(Excerpts from a figure dataset)
○ ○ ○ ○ ○ ○ ○
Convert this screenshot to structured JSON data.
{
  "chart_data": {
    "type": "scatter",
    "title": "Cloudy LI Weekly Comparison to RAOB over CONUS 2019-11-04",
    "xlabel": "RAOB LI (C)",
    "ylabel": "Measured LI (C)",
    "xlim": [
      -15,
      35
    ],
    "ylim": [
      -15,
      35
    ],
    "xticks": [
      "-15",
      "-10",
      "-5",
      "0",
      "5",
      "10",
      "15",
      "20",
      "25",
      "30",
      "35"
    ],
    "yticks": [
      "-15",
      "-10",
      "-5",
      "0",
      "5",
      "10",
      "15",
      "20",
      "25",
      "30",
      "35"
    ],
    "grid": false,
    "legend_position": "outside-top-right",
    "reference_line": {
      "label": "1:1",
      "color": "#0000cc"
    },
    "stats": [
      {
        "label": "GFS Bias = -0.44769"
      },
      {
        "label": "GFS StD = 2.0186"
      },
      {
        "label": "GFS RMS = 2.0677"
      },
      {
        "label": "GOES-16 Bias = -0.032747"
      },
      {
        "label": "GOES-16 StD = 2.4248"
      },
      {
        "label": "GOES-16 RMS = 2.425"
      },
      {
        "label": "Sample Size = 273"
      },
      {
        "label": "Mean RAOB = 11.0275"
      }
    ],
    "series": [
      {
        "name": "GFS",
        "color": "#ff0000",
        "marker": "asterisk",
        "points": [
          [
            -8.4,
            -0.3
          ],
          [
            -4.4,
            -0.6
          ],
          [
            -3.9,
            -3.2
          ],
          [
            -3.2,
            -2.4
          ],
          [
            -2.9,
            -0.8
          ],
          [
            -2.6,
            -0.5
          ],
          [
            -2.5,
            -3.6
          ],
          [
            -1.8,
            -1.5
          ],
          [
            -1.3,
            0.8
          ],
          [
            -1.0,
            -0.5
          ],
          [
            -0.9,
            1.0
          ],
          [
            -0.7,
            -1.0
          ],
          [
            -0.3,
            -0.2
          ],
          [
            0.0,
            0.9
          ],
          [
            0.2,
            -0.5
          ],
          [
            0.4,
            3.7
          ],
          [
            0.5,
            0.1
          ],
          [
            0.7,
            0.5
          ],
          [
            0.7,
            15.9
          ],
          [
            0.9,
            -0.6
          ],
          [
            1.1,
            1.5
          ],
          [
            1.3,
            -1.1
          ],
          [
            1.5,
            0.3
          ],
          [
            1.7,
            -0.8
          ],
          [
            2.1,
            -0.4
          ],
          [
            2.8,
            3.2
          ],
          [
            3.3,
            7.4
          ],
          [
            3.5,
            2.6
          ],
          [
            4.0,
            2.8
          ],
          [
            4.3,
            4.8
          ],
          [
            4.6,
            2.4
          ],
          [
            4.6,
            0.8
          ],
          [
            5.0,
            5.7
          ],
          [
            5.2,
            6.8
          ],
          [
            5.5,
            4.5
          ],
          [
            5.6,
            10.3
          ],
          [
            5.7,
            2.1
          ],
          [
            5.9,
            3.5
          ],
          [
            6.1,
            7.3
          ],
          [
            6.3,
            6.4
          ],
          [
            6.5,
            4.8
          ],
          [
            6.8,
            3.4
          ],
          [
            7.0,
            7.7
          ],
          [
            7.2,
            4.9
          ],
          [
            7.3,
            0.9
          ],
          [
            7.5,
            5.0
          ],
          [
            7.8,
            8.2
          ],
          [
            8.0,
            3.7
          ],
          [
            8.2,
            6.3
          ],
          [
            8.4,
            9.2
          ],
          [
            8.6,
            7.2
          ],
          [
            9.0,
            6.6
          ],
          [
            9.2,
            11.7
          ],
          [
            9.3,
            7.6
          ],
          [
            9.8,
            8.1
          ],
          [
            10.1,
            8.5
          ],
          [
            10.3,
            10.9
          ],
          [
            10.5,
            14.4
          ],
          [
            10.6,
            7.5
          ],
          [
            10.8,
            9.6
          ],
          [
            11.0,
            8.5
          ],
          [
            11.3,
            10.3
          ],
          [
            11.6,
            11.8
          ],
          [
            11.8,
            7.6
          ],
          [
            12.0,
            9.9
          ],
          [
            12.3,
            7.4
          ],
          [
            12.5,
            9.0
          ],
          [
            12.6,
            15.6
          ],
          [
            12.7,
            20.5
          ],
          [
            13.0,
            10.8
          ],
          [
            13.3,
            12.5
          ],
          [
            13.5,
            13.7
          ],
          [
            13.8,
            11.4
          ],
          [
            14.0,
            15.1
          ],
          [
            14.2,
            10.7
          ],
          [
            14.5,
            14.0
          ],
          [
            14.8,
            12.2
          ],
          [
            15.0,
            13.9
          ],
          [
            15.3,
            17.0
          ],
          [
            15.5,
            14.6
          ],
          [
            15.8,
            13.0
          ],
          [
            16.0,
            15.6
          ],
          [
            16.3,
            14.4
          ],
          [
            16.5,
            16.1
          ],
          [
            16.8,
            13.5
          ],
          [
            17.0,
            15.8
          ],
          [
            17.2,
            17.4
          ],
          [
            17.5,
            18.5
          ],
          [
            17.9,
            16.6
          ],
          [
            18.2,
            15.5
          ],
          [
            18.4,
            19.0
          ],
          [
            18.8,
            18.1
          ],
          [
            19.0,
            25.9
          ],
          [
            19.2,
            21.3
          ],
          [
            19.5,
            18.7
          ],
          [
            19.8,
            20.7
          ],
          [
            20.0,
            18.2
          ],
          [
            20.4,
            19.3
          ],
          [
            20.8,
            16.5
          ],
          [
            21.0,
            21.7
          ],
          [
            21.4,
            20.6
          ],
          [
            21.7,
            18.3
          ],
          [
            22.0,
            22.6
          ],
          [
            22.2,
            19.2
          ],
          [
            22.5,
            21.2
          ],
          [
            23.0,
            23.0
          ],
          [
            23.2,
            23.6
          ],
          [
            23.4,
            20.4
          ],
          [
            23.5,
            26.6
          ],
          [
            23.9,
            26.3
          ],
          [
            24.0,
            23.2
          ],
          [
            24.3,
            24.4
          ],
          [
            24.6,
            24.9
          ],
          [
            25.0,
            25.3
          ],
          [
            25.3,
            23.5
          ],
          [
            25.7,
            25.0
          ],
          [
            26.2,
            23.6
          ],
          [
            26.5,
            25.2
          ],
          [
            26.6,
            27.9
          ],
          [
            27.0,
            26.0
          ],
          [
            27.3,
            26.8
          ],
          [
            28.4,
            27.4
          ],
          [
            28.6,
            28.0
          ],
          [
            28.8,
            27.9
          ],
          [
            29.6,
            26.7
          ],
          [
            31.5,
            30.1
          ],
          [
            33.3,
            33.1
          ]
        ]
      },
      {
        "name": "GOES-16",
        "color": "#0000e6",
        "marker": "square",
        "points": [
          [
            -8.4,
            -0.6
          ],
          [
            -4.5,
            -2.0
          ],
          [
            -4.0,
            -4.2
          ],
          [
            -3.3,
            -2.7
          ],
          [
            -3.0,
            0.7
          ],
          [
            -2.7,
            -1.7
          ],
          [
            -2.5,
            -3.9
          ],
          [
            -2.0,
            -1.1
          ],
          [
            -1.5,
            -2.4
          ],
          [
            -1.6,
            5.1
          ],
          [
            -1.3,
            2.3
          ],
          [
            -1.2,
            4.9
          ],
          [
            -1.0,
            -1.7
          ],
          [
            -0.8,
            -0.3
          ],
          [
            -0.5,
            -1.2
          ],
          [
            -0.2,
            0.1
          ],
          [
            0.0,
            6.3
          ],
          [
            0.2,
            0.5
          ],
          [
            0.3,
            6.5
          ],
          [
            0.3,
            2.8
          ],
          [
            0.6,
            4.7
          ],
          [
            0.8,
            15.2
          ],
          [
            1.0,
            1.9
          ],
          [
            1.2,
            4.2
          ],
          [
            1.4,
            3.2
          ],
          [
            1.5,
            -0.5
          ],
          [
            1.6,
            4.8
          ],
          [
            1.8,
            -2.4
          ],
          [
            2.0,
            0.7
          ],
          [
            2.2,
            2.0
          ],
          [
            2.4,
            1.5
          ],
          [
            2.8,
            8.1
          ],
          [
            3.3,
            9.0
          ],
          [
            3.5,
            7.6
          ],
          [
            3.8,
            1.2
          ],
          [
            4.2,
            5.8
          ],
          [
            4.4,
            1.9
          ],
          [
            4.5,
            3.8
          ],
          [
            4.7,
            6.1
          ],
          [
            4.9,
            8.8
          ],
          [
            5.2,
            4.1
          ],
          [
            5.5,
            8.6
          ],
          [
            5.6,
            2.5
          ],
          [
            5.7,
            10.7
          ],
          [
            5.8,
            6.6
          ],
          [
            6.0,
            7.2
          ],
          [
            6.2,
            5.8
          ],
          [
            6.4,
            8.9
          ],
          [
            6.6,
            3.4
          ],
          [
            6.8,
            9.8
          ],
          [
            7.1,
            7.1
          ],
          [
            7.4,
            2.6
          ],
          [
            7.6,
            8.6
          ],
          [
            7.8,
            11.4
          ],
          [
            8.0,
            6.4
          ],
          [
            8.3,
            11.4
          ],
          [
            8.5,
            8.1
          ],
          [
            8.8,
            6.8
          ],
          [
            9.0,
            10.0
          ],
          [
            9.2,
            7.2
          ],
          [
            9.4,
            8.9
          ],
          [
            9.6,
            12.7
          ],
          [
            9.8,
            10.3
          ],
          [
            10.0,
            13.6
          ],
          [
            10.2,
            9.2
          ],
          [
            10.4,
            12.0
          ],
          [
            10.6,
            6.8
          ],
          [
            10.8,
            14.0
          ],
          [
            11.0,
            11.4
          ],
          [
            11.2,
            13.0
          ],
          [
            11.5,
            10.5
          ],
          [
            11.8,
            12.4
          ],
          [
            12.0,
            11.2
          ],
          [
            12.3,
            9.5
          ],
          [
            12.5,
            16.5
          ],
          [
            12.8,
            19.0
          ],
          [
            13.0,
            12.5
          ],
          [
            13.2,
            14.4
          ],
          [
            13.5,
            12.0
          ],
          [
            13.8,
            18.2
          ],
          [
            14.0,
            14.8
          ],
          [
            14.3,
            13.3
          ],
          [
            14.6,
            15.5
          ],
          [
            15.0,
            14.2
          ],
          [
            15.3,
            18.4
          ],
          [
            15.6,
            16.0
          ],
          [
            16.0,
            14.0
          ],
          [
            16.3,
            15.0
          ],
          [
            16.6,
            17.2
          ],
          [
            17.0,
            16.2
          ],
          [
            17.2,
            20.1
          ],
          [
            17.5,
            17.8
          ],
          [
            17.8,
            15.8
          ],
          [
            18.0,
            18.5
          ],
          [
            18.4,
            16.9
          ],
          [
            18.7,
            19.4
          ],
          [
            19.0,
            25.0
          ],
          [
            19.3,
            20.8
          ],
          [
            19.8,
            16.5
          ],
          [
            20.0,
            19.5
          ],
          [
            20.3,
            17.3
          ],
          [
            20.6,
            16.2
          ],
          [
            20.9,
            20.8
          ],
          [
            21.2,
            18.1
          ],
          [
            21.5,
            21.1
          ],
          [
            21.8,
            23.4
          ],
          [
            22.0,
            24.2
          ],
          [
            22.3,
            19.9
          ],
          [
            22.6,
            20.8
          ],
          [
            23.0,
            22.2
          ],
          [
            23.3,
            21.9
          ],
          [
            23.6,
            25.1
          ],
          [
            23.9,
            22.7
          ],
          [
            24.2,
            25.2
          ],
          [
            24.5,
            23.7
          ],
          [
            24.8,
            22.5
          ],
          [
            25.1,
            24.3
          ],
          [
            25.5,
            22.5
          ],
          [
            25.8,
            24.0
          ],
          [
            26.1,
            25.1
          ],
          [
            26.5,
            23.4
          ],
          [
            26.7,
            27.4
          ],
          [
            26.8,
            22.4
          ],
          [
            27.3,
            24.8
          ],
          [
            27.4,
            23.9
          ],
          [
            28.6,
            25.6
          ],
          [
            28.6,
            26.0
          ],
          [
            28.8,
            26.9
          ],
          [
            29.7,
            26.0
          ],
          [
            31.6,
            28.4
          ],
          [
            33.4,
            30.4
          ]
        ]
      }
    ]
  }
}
○ ○ ○ ○ ○ ○ ○
§ **Set problem**
Where a line of the entries contains the word "RAOB", copy that line.

§ **Final answer**
    "title": "Cloudy LI Weekly Comparison to RAOB over CONUS 2019-11-04",
    "xlabel": "RAOB LI (C)",
        "label": "Mean RAOB = 11.0275"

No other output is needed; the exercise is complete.